(Task input)
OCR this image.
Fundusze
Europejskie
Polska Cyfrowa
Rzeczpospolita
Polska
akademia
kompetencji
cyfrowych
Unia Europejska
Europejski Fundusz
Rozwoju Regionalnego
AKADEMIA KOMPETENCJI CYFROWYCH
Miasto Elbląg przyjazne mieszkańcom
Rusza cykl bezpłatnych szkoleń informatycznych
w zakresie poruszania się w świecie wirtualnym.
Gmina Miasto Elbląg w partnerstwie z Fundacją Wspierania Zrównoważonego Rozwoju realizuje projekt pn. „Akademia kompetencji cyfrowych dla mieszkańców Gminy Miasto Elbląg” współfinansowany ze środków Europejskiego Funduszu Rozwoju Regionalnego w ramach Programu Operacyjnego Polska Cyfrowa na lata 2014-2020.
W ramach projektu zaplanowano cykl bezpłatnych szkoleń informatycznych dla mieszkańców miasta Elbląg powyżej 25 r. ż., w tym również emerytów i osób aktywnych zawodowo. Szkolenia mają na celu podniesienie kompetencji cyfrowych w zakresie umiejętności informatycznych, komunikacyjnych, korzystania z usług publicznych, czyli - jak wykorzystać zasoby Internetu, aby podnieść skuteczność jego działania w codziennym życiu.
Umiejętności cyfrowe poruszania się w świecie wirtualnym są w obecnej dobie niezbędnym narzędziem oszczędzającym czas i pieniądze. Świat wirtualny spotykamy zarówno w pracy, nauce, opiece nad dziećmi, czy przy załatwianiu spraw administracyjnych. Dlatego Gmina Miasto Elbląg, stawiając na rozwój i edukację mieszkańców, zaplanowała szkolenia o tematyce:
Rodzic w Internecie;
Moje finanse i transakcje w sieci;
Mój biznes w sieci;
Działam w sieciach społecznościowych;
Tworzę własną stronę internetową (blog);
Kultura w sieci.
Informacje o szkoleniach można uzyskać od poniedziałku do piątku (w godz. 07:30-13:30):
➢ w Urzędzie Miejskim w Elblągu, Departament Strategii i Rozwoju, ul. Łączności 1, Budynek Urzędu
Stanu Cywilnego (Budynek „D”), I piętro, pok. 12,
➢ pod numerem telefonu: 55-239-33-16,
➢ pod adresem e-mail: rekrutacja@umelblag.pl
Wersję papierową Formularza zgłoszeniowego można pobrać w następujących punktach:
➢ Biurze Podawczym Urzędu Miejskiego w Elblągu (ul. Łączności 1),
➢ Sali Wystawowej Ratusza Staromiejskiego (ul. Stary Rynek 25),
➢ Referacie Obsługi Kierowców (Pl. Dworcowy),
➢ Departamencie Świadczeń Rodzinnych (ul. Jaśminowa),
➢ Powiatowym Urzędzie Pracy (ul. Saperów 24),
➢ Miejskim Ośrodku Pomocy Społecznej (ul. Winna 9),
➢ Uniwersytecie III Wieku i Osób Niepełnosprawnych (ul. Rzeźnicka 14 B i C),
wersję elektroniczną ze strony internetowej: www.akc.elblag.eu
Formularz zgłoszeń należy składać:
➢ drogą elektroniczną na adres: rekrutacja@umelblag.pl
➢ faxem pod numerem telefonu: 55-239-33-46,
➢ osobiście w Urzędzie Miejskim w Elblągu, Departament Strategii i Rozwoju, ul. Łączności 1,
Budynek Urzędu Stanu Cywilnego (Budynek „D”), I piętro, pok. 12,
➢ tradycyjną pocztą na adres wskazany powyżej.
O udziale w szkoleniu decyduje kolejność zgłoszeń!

(Short exercise)
Your task is to repeat each line of the material exactly.

(Answer below)
OCR this image.
Fundusze
Europejskie
Polska Cyfrowa
Rzeczpospolita
Polska
akademia
kompetencji
cyfrowych
Unia Europejska
Europejski Fundusz
Rozwoju Regionalnego
AKADEMIA KOMPETENCJI CYFROWYCH
Miasto Elbląg przyjazne mieszkańcom
Rusza cykl bezpłatnych szkoleń informatycznych
w zakresie poruszania się w świecie wirtualnym.
Gmina Miasto Elbląg w partnerstwie z Fundacją Wspierania Zrównoważonego Rozwoju realizuje projekt pn. „Akademia kompetencji cyfrowych dla mieszkańców Gminy Miasto Elbląg” współfinansowany ze środków Europejskiego Funduszu Rozwoju Regionalnego w ramach Programu Operacyjnego Polska Cyfrowa na lata 2014-2020.
W ramach projektu zaplanowano cykl bezpłatnych szkoleń informatycznych dla mieszkańców miasta Elbląg powyżej 25 r. ż., w tym również emerytów i osób aktywnych zawodowo. Szkolenia mają na celu podniesienie kompetencji cyfrowych w zakresie umiejętności informatycznych, komunikacyjnych, korzystania z usług publicznych, czyli - jak wykorzystać zasoby Internetu, aby podnieść skuteczność jego działania w codziennym życiu.
Umiejętności cyfrowe poruszania się w świecie wirtualnym są w obecnej dobie niezbędnym narzędziem oszczędzającym czas i pieniądze. Świat wirtualny spotykamy zarówno w pracy, nauce, opiece nad dziećmi, czy przy załatwianiu spraw administracyjnych. Dlatego Gmina Miasto Elbląg, stawiając na rozwój i edukację mieszkańców, zaplanowała szkolenia o tematyce:
Rodzic w Internecie;
Moje finanse i transakcje w sieci;
Mój biznes w sieci;
Działam w sieciach społecznościowych;
Tworzę własną stronę internetową (blog);
Kultura w sieci.
Informacje o szkoleniach można uzyskać od poniedziałku do piątku (w godz. 07:30-13:30):
➢ w Urzędzie Miejskim w Elblągu, Departament Strategii i Rozwoju, ul. Łączności 1, Budynek Urzędu
Stanu Cywilnego (Budynek „D”), I piętro, pok. 12,
➢ pod numerem telefonu: 55-239-33-16,
➢ pod adresem e-mail: rekrutacja@umelblag.pl
Wersję papierową Formularza zgłoszeniowego można pobrać w następujących punktach:
➢ Biurze Podawczym Urzędu Miejskiego w Elblągu (ul. Łączności 1),
➢ Sali Wystawowej Ratusza Staromiejskiego (ul. Stary Rynek 25),
➢ Referacie Obsługi Kierowców (Pl. Dworcowy),
➢ Departamencie Świadczeń Rodzinnych (ul. Jaśminowa),
➢ Powiatowym Urzędzie Pracy (ul. Saperów 24),
➢ Miejskim Ośrodku Pomocy Społecznej (ul. Winna 9),
➢ Uniwersytecie III Wieku i Osób Niepełnosprawnych (ul. Rzeźnicka 14 B i C),
wersję elektroniczną ze strony internetowej: www.akc.elblag.eu
Formularz zgłoszeń należy składać:
➢ drogą elektroniczną na adres: rekrutacja@umelblag.pl
➢ faxem pod numerem telefonu: 55-239-33-46,
➢ osobiście w Urzędzie Miejskim w Elblągu, Departament Strategii i Rozwoju, ul. Łączności 1,
Budynek Urzędu Stanu Cywilnego (Budynek „D”), I piętro, pok. 12,
➢ tradycyjną pocztą na adres wskazany powyżej.
O udziale w szkoleniu decyduje kolejność zgłoszeń!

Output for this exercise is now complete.